Find the lines that hold "label". Report only how many there are.

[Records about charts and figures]
————
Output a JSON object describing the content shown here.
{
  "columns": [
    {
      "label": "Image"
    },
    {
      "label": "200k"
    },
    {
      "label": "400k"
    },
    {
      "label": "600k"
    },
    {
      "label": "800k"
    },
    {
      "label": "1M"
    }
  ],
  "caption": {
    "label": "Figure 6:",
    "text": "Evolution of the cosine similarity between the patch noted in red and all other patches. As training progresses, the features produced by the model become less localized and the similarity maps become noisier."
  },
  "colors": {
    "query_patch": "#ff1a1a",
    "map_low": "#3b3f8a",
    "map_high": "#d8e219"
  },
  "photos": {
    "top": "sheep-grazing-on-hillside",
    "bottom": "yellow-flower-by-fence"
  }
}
————
• [ANSWER IN FULL]:
7